--- Work to complete ---
Reply with one number only: the count of lines below that contain the word "endcap".

(Records that describe figures)
########

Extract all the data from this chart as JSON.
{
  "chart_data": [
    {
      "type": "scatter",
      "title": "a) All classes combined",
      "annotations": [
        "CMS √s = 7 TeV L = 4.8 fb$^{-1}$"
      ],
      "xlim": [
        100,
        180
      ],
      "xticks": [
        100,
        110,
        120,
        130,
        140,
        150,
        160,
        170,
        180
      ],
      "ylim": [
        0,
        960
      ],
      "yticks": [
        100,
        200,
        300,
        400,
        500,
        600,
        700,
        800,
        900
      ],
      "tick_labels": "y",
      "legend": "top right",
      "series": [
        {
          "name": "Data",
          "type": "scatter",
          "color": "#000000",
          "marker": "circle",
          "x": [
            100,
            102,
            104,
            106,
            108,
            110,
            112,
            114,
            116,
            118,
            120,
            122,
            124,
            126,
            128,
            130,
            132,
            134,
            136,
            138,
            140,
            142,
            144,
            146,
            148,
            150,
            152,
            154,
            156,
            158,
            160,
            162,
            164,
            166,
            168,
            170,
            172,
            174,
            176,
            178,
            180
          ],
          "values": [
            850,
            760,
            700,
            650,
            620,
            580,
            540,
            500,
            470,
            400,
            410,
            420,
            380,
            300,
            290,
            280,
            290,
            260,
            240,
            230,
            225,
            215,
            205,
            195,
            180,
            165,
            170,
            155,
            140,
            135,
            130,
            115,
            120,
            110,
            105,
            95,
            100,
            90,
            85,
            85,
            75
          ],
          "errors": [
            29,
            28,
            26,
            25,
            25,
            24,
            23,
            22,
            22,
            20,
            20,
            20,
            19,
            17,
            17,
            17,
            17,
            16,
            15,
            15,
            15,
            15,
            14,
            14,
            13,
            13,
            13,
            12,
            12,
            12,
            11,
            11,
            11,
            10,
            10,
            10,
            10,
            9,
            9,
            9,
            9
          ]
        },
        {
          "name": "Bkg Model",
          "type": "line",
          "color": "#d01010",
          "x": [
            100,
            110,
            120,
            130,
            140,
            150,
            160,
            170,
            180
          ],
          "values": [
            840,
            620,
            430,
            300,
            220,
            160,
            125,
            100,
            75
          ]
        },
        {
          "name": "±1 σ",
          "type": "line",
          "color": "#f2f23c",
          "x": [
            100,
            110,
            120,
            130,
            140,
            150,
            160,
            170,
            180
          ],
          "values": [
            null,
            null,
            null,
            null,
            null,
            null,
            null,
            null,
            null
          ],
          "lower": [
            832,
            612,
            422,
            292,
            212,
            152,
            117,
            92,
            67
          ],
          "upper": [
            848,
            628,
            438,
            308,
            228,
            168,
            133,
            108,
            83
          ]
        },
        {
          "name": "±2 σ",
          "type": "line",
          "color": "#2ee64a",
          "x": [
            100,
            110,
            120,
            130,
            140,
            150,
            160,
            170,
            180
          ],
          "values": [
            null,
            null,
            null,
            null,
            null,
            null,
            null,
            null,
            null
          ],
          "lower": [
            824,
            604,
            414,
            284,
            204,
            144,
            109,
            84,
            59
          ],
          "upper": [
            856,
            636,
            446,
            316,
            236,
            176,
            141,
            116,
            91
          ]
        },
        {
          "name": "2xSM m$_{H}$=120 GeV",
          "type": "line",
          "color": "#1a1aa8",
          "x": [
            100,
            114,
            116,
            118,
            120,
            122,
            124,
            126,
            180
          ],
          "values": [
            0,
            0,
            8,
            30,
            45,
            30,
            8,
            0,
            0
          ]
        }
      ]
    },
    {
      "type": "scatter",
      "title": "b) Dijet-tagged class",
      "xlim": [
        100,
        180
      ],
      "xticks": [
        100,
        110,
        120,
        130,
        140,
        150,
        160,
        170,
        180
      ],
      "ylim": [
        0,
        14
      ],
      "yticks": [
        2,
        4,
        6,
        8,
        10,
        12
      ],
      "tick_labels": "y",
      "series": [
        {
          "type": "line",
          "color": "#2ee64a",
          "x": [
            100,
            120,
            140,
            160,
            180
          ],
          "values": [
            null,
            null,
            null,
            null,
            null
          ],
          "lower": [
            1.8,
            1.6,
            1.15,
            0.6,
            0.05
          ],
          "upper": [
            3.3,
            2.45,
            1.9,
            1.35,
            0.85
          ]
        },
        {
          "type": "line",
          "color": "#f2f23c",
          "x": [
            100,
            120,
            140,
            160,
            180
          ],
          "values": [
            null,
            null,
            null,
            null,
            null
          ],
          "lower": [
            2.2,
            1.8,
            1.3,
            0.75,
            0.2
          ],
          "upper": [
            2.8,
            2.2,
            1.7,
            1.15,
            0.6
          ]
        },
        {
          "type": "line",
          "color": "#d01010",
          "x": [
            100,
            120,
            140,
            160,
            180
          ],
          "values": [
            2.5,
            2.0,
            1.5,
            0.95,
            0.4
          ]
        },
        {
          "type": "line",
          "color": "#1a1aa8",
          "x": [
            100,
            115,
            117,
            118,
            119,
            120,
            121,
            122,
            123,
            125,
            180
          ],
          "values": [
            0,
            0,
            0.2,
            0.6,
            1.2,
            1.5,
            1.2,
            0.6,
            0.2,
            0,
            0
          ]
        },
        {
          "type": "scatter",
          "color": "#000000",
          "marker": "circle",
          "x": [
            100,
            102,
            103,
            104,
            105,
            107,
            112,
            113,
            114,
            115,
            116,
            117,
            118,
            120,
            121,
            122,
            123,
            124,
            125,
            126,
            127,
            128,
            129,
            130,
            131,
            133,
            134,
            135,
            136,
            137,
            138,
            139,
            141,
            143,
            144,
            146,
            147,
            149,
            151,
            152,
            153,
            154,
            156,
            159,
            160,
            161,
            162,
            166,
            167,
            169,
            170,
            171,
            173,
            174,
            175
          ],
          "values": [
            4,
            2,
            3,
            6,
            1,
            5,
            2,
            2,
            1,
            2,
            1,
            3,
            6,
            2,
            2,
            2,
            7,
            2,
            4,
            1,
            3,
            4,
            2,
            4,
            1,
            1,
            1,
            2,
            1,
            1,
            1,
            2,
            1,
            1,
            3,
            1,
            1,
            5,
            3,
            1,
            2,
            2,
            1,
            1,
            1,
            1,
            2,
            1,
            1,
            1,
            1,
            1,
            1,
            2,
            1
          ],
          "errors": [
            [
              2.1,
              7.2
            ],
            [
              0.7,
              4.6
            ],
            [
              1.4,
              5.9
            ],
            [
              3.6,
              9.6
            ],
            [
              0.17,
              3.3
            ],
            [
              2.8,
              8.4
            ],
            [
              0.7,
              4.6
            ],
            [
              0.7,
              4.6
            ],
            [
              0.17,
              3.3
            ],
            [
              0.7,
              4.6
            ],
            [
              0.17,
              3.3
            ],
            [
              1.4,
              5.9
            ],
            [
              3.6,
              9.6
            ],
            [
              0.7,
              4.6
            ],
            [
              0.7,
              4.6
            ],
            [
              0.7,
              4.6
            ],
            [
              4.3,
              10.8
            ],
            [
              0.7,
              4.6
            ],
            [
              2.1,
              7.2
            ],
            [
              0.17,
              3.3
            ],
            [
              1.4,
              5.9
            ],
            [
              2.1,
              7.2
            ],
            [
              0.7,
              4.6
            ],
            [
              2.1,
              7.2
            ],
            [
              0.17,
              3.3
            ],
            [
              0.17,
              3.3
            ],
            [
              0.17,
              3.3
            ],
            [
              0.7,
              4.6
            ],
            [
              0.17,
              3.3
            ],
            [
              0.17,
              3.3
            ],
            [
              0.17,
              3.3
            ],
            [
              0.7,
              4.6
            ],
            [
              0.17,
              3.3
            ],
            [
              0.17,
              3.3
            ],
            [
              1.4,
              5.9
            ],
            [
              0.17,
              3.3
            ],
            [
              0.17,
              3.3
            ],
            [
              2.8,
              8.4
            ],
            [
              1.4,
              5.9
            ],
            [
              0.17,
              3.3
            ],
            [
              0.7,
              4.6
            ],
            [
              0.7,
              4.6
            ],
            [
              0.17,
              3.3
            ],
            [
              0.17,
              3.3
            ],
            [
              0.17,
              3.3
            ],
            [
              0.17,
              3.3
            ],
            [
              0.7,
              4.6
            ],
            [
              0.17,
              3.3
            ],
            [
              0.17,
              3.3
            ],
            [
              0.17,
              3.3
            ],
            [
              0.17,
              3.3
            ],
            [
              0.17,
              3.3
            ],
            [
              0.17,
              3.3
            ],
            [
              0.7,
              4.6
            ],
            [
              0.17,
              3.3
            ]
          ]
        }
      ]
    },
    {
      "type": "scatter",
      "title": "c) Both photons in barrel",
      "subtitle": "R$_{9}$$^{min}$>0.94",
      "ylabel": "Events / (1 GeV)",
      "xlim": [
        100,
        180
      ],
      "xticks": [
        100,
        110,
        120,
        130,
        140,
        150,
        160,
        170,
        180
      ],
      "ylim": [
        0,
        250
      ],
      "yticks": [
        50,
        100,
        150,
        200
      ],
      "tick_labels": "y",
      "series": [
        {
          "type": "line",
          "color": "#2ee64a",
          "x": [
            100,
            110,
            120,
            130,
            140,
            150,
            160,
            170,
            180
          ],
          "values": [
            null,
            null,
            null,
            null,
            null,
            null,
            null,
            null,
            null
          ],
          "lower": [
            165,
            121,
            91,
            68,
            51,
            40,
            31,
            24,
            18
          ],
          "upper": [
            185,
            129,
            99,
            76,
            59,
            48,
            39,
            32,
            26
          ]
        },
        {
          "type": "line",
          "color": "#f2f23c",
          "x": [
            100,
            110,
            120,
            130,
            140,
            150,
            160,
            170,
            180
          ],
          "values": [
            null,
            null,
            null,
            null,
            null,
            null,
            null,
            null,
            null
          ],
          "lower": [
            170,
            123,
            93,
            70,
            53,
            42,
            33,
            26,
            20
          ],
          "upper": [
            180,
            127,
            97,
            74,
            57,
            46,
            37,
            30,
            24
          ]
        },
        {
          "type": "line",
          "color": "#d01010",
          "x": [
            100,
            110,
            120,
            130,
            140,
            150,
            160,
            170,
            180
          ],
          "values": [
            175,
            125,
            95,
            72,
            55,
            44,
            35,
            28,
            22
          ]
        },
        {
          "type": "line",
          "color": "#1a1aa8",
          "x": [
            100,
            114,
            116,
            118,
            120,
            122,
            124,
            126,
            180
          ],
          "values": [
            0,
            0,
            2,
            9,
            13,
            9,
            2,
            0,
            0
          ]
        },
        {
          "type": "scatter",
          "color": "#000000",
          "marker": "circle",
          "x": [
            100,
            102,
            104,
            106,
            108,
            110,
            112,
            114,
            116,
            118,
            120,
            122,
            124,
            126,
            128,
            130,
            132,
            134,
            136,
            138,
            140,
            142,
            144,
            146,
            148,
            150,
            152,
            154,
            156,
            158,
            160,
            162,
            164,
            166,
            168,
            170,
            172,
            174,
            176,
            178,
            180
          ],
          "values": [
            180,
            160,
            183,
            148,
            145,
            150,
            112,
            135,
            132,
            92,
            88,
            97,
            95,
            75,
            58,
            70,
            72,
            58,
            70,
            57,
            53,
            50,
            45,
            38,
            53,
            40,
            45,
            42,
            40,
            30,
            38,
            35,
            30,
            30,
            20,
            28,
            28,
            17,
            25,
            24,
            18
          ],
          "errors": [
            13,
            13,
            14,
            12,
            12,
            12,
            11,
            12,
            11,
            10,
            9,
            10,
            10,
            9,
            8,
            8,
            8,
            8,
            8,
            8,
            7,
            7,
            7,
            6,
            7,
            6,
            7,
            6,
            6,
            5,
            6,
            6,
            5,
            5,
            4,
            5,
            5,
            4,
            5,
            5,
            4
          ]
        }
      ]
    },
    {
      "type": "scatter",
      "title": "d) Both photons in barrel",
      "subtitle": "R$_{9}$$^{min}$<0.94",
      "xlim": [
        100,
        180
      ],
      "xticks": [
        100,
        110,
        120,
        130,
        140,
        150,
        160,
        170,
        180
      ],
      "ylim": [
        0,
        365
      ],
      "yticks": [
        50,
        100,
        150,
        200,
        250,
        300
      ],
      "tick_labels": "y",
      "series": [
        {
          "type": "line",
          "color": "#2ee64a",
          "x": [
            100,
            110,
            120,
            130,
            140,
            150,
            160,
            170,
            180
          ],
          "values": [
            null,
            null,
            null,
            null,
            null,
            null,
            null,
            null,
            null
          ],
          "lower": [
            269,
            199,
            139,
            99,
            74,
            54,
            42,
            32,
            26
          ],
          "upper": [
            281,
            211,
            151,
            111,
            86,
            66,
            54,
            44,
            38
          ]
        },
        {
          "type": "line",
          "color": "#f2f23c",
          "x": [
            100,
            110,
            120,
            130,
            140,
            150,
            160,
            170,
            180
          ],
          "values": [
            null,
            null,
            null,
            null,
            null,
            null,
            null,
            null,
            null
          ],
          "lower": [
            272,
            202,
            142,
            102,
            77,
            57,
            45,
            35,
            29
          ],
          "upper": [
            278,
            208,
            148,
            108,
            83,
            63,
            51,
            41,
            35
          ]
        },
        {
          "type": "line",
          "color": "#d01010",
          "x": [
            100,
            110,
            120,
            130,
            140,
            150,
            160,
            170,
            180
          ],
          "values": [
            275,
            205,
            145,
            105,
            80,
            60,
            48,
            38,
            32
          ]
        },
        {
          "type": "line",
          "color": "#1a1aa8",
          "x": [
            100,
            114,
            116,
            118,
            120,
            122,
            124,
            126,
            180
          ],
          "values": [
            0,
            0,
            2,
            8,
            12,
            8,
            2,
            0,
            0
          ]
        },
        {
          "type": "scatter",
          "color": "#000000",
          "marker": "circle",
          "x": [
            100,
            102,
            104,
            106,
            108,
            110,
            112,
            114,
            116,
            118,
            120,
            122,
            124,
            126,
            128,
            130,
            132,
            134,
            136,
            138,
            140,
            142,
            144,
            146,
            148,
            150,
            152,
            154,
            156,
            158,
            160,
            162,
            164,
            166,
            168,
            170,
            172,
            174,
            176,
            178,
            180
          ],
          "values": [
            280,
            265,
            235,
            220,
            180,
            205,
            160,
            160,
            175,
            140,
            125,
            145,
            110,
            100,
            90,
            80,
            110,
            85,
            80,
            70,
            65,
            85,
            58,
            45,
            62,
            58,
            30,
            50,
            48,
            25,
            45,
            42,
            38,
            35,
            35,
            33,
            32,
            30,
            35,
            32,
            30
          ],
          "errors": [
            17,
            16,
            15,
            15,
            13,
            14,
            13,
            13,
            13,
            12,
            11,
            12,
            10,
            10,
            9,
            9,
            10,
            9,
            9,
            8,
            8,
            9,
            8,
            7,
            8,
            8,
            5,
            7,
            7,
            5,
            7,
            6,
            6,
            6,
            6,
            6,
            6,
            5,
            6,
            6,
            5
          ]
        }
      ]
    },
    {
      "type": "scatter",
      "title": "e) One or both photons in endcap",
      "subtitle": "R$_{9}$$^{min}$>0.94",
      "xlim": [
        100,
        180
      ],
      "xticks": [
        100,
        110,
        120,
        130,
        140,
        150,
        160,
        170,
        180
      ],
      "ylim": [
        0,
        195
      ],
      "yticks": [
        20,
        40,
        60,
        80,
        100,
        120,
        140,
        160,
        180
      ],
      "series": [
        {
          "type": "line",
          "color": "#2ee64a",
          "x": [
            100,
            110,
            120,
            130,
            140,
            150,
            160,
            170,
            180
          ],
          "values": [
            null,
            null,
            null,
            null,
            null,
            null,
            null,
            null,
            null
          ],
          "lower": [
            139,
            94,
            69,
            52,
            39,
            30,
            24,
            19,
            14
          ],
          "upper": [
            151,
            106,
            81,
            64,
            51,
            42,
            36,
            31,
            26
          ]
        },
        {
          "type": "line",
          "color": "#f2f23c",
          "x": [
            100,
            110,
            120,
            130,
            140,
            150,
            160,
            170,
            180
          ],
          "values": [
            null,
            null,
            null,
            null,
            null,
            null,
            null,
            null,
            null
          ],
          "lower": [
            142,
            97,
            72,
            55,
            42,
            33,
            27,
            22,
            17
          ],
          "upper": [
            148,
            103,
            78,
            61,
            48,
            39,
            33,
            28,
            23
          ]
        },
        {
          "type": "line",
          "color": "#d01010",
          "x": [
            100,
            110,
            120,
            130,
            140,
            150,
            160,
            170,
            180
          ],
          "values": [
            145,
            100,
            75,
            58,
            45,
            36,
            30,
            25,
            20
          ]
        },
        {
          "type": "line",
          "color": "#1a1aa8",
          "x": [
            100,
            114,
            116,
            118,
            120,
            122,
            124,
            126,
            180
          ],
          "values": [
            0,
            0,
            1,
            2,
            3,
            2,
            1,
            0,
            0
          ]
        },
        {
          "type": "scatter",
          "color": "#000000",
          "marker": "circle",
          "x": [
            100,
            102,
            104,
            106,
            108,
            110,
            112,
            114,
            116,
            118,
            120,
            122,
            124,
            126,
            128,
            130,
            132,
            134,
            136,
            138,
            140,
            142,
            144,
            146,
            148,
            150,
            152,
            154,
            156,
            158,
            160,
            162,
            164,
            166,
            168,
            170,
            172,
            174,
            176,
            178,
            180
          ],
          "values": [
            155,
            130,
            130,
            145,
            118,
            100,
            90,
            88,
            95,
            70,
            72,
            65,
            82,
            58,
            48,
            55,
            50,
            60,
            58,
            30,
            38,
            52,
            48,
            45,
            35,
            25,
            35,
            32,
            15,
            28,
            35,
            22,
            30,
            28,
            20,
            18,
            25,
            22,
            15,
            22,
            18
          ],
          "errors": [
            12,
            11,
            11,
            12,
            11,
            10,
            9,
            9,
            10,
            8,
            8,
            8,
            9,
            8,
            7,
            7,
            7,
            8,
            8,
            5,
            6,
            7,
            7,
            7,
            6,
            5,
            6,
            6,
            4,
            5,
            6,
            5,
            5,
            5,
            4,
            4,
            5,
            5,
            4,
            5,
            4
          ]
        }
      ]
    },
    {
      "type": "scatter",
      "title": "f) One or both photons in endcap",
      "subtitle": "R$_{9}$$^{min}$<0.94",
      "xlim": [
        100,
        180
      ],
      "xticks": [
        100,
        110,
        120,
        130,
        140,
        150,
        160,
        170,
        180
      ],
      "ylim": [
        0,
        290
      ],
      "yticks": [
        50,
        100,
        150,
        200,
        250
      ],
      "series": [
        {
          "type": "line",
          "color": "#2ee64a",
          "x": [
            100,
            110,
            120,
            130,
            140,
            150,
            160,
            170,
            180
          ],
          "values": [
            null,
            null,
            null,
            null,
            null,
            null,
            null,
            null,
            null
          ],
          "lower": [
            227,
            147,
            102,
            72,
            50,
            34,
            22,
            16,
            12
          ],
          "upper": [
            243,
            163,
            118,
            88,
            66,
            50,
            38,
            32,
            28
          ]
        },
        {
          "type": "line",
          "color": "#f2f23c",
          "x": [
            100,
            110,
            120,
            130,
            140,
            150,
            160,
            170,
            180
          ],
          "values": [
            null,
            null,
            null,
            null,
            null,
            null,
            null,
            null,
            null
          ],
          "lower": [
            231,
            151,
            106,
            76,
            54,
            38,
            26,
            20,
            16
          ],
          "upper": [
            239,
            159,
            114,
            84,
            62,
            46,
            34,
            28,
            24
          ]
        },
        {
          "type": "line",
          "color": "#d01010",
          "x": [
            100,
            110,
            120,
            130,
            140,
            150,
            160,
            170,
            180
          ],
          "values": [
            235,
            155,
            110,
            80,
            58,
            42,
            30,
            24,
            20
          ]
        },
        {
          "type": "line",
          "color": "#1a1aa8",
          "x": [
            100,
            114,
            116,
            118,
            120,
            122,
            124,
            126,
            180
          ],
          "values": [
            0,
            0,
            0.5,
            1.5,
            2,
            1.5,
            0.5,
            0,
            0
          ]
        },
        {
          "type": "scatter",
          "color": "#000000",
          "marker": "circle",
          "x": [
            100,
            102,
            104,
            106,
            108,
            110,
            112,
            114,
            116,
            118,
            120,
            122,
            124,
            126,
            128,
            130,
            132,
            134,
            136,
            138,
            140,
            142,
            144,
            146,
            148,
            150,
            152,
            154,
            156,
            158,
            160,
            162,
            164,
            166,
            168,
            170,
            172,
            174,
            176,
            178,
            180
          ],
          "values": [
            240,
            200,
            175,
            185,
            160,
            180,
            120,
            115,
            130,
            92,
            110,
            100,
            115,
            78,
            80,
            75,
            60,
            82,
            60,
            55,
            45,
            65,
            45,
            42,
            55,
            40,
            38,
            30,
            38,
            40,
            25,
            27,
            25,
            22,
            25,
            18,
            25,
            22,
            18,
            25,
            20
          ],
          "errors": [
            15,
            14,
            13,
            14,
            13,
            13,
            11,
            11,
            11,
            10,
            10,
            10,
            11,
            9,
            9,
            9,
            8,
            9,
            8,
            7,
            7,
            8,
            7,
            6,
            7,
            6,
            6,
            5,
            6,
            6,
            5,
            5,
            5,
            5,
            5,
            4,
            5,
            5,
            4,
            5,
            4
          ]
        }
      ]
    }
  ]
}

########

--- The solution ---
2